- **Material provided**:
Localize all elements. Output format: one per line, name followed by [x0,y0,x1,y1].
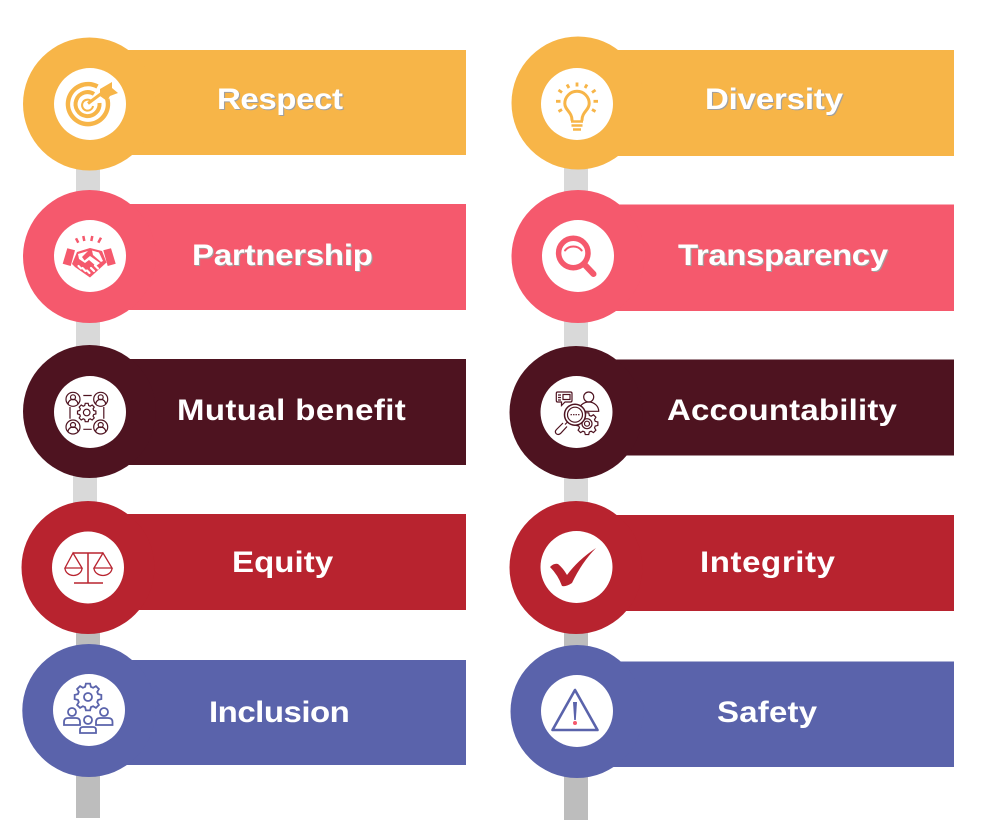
label: Safety: Safety [717,694,818,729]
label: Transparency: Transparency [678,237,889,272]
icon: gear and team [64,684,112,733]
icon: handshake [63,236,116,278]
label: Inclusion: Inclusion [209,694,350,729]
panel: Mutual benefit [23,345,466,478]
icon: balance scale [65,553,112,583]
label: Accountability: Accountability [667,392,897,427]
label: Integrity: Integrity [700,544,835,579]
panel: Transparency [512,190,954,323]
icon: light bulb [556,82,598,130]
icon: target [68,82,118,124]
label: Partnership: Partnership [192,237,373,272]
panel: Partnership [23,190,466,323]
label: Respect: Respect [217,81,343,116]
label: Diversity: Diversity [705,81,844,116]
icon: check mark [550,548,596,586]
panel: Inclusion [22,644,466,777]
left pole [73,160,100,818]
icon: magnifying glass [559,238,594,274]
label: Equity: Equity [232,544,334,579]
icon: people around gear [66,392,108,434]
panel: Safety [510,645,954,778]
icon: review with person, gear and magnifier [555,392,599,435]
icon: warning triangle [552,690,598,730]
right pole [564,160,588,820]
label: Mutual benefit: Mutual benefit [177,392,406,427]
panel: Diversity [512,36,954,170]
panel: Respect [23,38,466,170]
panel: Accountability [510,346,954,479]
panel: Equity [22,501,466,634]
panel: Integrity [510,501,954,634]
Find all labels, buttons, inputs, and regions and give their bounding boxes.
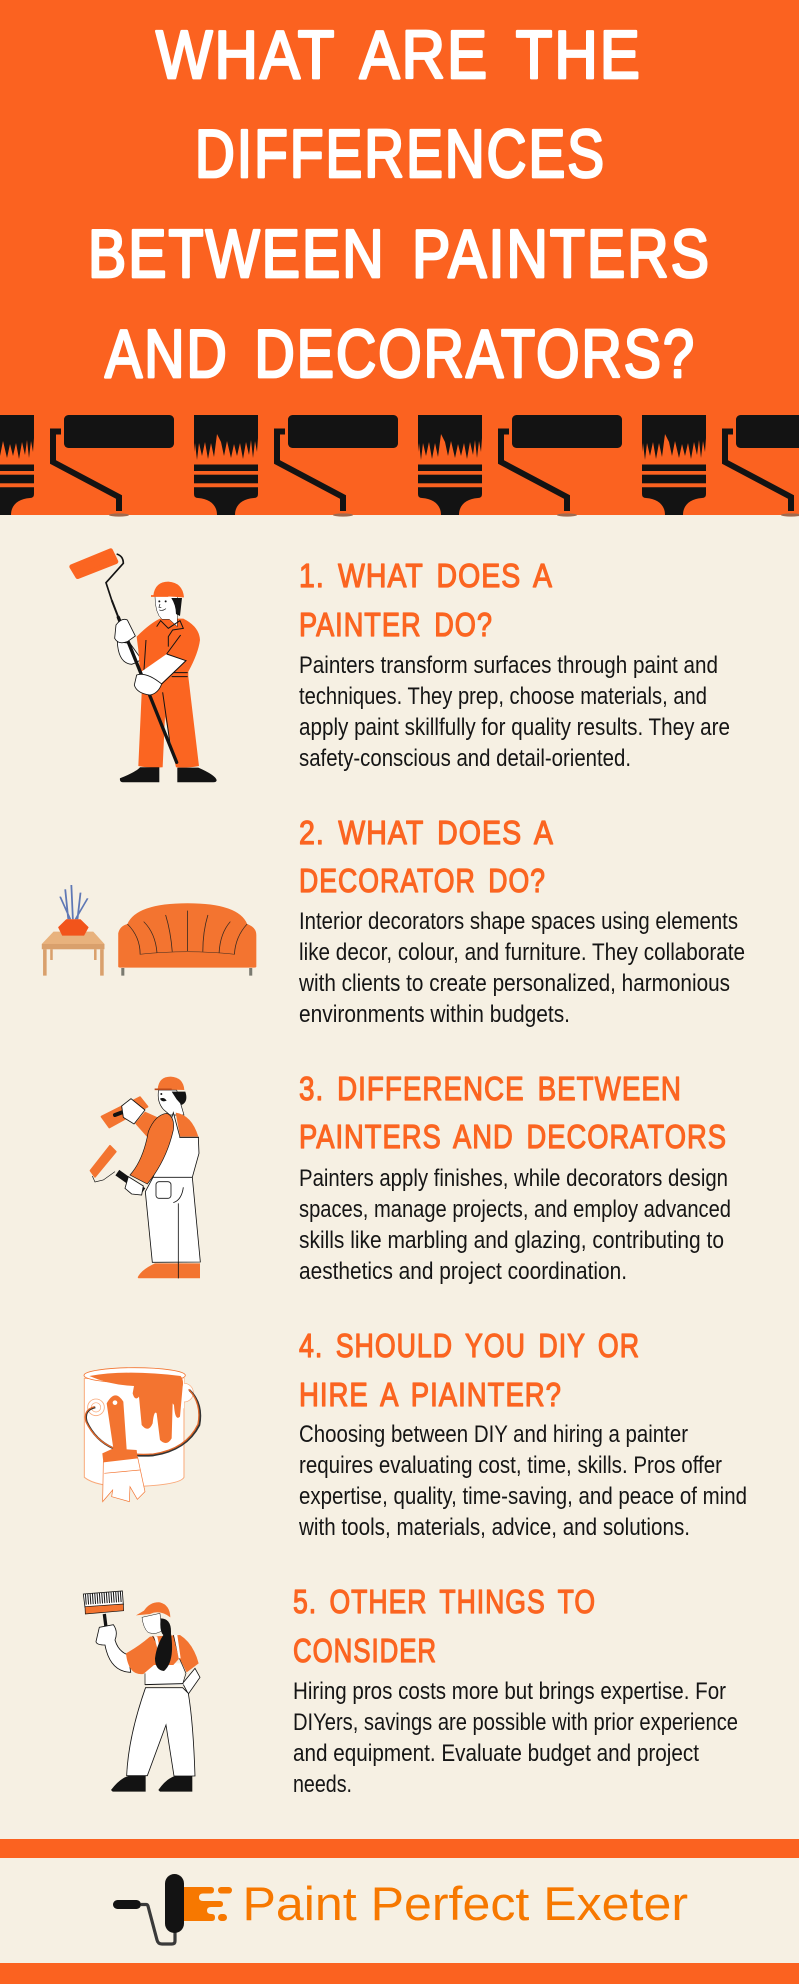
heading 5: CONSIDER: [293, 1632, 437, 1669]
heading 2: DECORATOR DO?: [299, 862, 546, 899]
body text 5: Hiring pros costs more but brings expertise. For: [293, 1678, 726, 1705]
footer: [0, 1839, 799, 1984]
heading 3: 3. DIFFERENCE BETWEEN: [299, 1070, 682, 1107]
section 5: other things to consider: [83, 1583, 738, 1798]
section 3: difference between painters and decorators: [91, 1070, 731, 1285]
heading 5: [293, 1583, 596, 1669]
body text 2: [298, 908, 745, 1028]
section 1: what does a painter do: [72, 551, 730, 782]
body text 5: and equipment. Evaluate budget and project: [293, 1740, 699, 1767]
heading 4: 4. SHOULD YOU DIY OR: [299, 1327, 640, 1364]
body text 1: [299, 652, 730, 772]
body text 4: with tools, materials, advice, and solutions.: [298, 1514, 690, 1541]
logo icon: paint roller: [113, 1874, 232, 1944]
body text 5: needs.: [293, 1771, 352, 1798]
body text 4: requires evaluating cost, time, skills. Pros offer: [299, 1452, 722, 1479]
illustration: paint bucket and brush: [84, 1368, 200, 1502]
heading 1: PAINTER DO?: [299, 606, 493, 643]
body text 1: safety-conscious and detail-oriented.: [299, 745, 631, 772]
heading 2: 2. WHAT DOES A: [299, 814, 554, 851]
heading 4: HIRE A PIAINTER?: [299, 1376, 562, 1413]
body text 1: Painters transform surfaces through paint and: [299, 652, 718, 679]
body text 3: skills like marbling and glazing, contributing to: [299, 1227, 724, 1254]
brand name: Paint Perfect Exeter: [242, 1878, 688, 1931]
title: DIFFERENCES: [195, 116, 606, 192]
body text 3: aesthetics and project coordination.: [299, 1258, 627, 1285]
heading 1: [299, 557, 553, 643]
illustration: woman with paint brush: [83, 1591, 200, 1792]
header panel: [0, 0, 799, 515]
body text 1: apply paint skillfully for quality results. They are: [299, 714, 730, 741]
section 2: what does a decorator do: [42, 814, 745, 1028]
heading 2: [299, 814, 554, 899]
brush and roller band: [0, 415, 799, 517]
illustration: sofa, table and plant: [42, 885, 256, 976]
body text 2: with clients to create personalized, harmonious: [298, 970, 730, 997]
section 4: should you diy or hire a painter: [84, 1327, 747, 1541]
body text 5: [293, 1678, 738, 1798]
body text 2: environments within budgets.: [299, 1001, 570, 1028]
title: WHAT ARE THE: [156, 17, 642, 93]
body text 3: [299, 1165, 731, 1285]
illustration: painter with long roller: [72, 551, 217, 782]
body text 4: [298, 1421, 747, 1541]
illustration: painter in overalls with two rollers: [91, 1077, 200, 1278]
heading 3: [299, 1070, 727, 1155]
heading 4: [299, 1327, 640, 1413]
body text 1: techniques. They prep, choose materials, and: [299, 683, 707, 710]
heading 5: 5. OTHER THINGS TO: [293, 1583, 596, 1620]
heading 1: 1. WHAT DOES A: [299, 557, 553, 594]
body text 4: Choosing between DIY and hiring a painter: [299, 1421, 688, 1448]
title: [88, 17, 711, 392]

- **What you have to do**:
Render the lines above as a JSON list of strings, one string per line, omitting blank lines and the picture lines.

- **Final result**:
[
  "Localize all elements. Output format: one per line, name followed by [x0,y0,x1,y1].",
  "label: Safety: Safety [717,694,818,729]",
  "label: Transparency: Transparency [678,237,889,272]",
  "icon: gear and team [64,684,112,733]",
  "icon: handshake [63,236,116,278]",
  "label: Inclusion: Inclusion [209,694,350,729]",
  "panel: Mutual benefit [23,345,466,478]",
  "icon: balance scale [65,553,112,583]",
  "label: Accountability: Accountability [667,392,897,427]",
  "label: Integrity: Integrity [700,544,835,579]",
  "panel: Transparency [512,190,954,323]",
  "icon: light bulb [556,82,598,130]",
  "icon: target [68,82,118,124]",
  "label: Partnership: Partnership [192,237,373,272]",
  "panel: Partnership [23,190,466,323]",
  "label: Respect: Respect [217,81,343,116]",
  "label: Diversity: Diversity [705,81,844,116]",
  "icon: check mark [550,548,596,586]",
  "panel: Inclusion [22,644,466,777]",
  "left pole [73,160,100,818]",
  "icon: magnifying glass [559,238,594,274]",
  "label: Equity: Equity [232,544,334,579]",
  "icon: people around gear [66,392,108,434]",
  "panel: Safety [510,645,954,778]",
  "icon: review with person, gear and magnifier [555,392,599,435]",
  "icon: warning triangle [552,690,598,730]",
  "right pole [564,160,588,820]",
  "label: Mutual benefit: Mutual benefit [177,392,406,427]",
  "panel: Diversity [512,36,954,170]",
  "panel: Respect [23,38,466,170]",
  "panel: Accountability [510,346,954,479]",
  "panel: Equity [22,501,466,634]",
  "panel: Integrity [510,501,954,634]",
  "Find all labels, buttons, inputs, and regions and give their bounding boxes.",
  "heading 5: CONSIDER: [293, 1632, 437, 1669]",
  "heading 2: DECORATOR DO?: [299, 862, 546, 899]",
  "body text 5: Hiring pros costs more but brings expertise. For: [293, 1678, 726, 1705]",
  "footer: [0, 1839, 799, 1984]",
  "heading 3: 3. DIFFERENCE BETWEEN: [299, 1070, 682, 1107]",
  "section 5: other things to consider: [83, 1583, 738, 1798]",
  "section 3: difference between painters and decorators: [91, 1070, 731, 1285]",
  "heading 5: [293, 1583, 596, 1669]",
  "body text 2: [298, 908, 745, 1028]",
  "section 1: what does a painter do: [72, 551, 730, 782]",
  "body text 5: and equipment. Evaluate budget and project: [293, 1740, 699, 1767]",
  "heading 4: 4. SHOULD YOU DIY OR: [299, 1327, 640, 1364]",
  "body text 1: [299, 652, 730, 772]",
  "body text 4: with tools, materials, advice, and solutions.: [298, 1514, 690, 1541]",
  "logo icon: paint roller: [113, 1874, 232, 1944]",
  "body text 5: needs.: [293, 1771, 352, 1798]",
  "body text 4: requires evaluating cost, time, skills. Pros offer: [299, 1452, 722, 1479]",
  "illustration: paint bucket and brush: [84, 1368, 200, 1502]",
  "heading 1: PAINTER DO?: [299, 606, 493, 643]",
  "body text 1: safety-conscious and detail-oriented.: [299, 745, 631, 772]",
  "heading 2: 2. WHAT DOES A: [299, 814, 554, 851]",
  "heading 4: HIRE A PIAINTER?: [299, 1376, 562, 1413]",
  "body text 1: Painters transform surfaces through paint and: [299, 652, 718, 679]",
  "body text 3: skills like marbling and glazing, contributing to: [299, 1227, 724, 1254]",
  "brand name: Paint Perfect Exeter: [242, 1878, 688, 1931]",
  "title: DIFFERENCES: [195, 116, 606, 192]",
  "body text 3: aesthetics and project coordination.: [299, 1258, 627, 1285]",
  "heading 1: [299, 557, 553, 643]",
  "illustration: woman with paint brush: [83, 1591, 200, 1792]",
  "header panel: [0, 0, 799, 515]",
  "body text 1: apply paint skillfully for quality results. They are: [299, 714, 730, 741]",
  "section 2: what does a decorator do: [42, 814, 745, 1028]",
  "heading 2: [299, 814, 554, 899]",
  "brush and roller band: [0, 415, 799, 517]",
  "illustration: sofa, table and plant: [42, 885, 256, 976]",
  "body text 2: with clients to create personalized, harmonious: [298, 970, 730, 997]",
  "section 4: should you diy or hire a painter: [84, 1327, 747, 1541]",
  "body text 5: [293, 1678, 738, 1798]",
  "body text 2: environments within budgets.: [299, 1001, 570, 1028]",
  "title: WHAT ARE THE: [156, 17, 642, 93]",
  "body text 3: [299, 1165, 731, 1285]",
  "illustration: painter with long roller: [72, 551, 217, 782]",
  "body text 4: [298, 1421, 747, 1541]",
  "illustration: painter in overalls with two rollers: [91, 1077, 200, 1278]",
  "heading 3: [299, 1070, 727, 1155]",
  "heading 4: [299, 1327, 640, 1413]",
  "body text 1: techniques. They prep, choose materials, and: [299, 683, 707, 710]",
  "heading 5: 5. OTHER THINGS TO: [293, 1583, 596, 1620]",
  "heading 1: 1. WHAT DOES A: [299, 557, 553, 594]",
  "body text 4: Choosing between DIY and hiring a painter: [299, 1421, 688, 1448]",
  "title: [88, 17, 711, 392]"
]